§ **Supplied data**
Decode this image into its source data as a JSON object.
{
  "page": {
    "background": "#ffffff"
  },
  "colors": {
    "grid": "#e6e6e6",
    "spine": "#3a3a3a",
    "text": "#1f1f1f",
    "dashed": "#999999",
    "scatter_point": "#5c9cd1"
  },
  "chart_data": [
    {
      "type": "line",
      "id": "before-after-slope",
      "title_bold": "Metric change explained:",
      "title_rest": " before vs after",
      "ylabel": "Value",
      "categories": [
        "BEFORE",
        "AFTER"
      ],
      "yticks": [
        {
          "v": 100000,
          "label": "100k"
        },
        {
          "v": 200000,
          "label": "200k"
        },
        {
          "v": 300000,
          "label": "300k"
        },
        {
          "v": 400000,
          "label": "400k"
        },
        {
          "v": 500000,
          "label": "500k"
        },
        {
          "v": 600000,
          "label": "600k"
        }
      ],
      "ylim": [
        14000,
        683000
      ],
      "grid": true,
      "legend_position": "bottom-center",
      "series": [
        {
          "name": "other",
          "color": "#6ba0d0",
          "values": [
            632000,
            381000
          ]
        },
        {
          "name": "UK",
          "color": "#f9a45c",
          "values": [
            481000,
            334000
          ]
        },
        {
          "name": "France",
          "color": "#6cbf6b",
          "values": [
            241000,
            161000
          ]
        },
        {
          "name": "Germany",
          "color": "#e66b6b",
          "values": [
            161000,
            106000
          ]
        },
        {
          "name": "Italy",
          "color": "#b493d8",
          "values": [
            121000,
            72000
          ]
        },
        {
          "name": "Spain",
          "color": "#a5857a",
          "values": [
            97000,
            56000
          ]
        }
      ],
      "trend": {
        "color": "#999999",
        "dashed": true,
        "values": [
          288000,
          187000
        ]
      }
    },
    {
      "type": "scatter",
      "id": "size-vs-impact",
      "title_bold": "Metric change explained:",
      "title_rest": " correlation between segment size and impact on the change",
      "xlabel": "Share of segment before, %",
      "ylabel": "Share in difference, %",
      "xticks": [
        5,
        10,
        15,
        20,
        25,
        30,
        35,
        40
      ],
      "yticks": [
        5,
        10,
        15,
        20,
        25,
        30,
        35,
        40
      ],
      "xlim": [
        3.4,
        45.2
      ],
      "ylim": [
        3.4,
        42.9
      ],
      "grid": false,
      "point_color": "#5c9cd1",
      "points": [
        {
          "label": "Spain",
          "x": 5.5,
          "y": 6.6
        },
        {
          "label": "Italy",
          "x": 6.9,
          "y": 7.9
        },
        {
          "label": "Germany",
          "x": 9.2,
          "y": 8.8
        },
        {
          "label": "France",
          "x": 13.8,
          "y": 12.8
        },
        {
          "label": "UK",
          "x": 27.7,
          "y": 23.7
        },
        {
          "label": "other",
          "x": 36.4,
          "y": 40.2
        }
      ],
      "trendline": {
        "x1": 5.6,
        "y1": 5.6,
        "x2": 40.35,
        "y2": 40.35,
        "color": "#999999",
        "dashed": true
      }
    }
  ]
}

§ **Work to do**
All entries shown above should be printed again exactly.

§ **Solution for this exercise**
Decode this image into its source data as a JSON object.
{
  "page": {
    "background": "#ffffff"
  },
  "colors": {
    "grid": "#e6e6e6",
    "spine": "#3a3a3a",
    "text": "#1f1f1f",
    "dashed": "#999999",
    "scatter_point": "#5c9cd1"
  },
  "chart_data": [
    {
      "type": "line",
      "id": "before-after-slope",
      "title_bold": "Metric change explained:",
      "title_rest": " before vs after",
      "ylabel": "Value",
      "categories": [
        "BEFORE",
        "AFTER"
      ],
      "yticks": [
        {
          "v": 100000,
          "label": "100k"
        },
        {
          "v": 200000,
          "label": "200k"
        },
        {
          "v": 300000,
          "label": "300k"
        },
        {
          "v": 400000,
          "label": "400k"
        },
        {
          "v": 500000,
          "label": "500k"
        },
        {
          "v": 600000,
          "label": "600k"
        }
      ],
      "ylim": [
        14000,
        683000
      ],
      "grid": true,
      "legend_position": "bottom-center",
      "series": [
        {
          "name": "other",
          "color": "#6ba0d0",
          "values": [
            632000,
            381000
          ]
        },
        {
          "name": "UK",
          "color": "#f9a45c",
          "values": [
            481000,
            334000
          ]
        },
        {
          "name": "France",
          "color": "#6cbf6b",
          "values": [
            241000,
            161000
          ]
        },
        {
          "name": "Germany",
          "color": "#e66b6b",
          "values": [
            161000,
            106000
          ]
        },
        {
          "name": "Italy",
          "color": "#b493d8",
          "values": [
            121000,
            72000
          ]
        },
        {
          "name": "Spain",
          "color": "#a5857a",
          "values": [
            97000,
            56000
          ]
        }
      ],
      "trend": {
        "color": "#999999",
        "dashed": true,
        "values": [
          288000,
          187000
        ]
      }
    },
    {
      "type": "scatter",
      "id": "size-vs-impact",
      "title_bold": "Metric change explained:",
      "title_rest": " correlation between segment size and impact on the change",
      "xlabel": "Share of segment before, %",
      "ylabel": "Share in difference, %",
      "xticks": [
        5,
        10,
        15,
        20,
        25,
        30,
        35,
        40
      ],
      "yticks": [
        5,
        10,
        15,
        20,
        25,
        30,
        35,
        40
      ],
      "xlim": [
        3.4,
        45.2
      ],
      "ylim": [
        3.4,
        42.9
      ],
      "grid": false,
      "point_color": "#5c9cd1",
      "points": [
        {
          "label": "Spain",
          "x": 5.5,
          "y": 6.6
        },
        {
          "label": "Italy",
          "x": 6.9,
          "y": 7.9
        },
        {
          "label": "Germany",
          "x": 9.2,
          "y": 8.8
        },
        {
          "label": "France",
          "x": 13.8,
          "y": 12.8
        },
        {
          "label": "UK",
          "x": 27.7,
          "y": 23.7
        },
        {
          "label": "other",
          "x": 36.4,
          "y": 40.2
        }
      ],
      "trendline": {
        "x1": 5.6,
        "y1": 5.6,
        "x2": 40.35,
        "y2": 40.35,
        "color": "#999999",
        "dashed": true
      }
    }
  ]
}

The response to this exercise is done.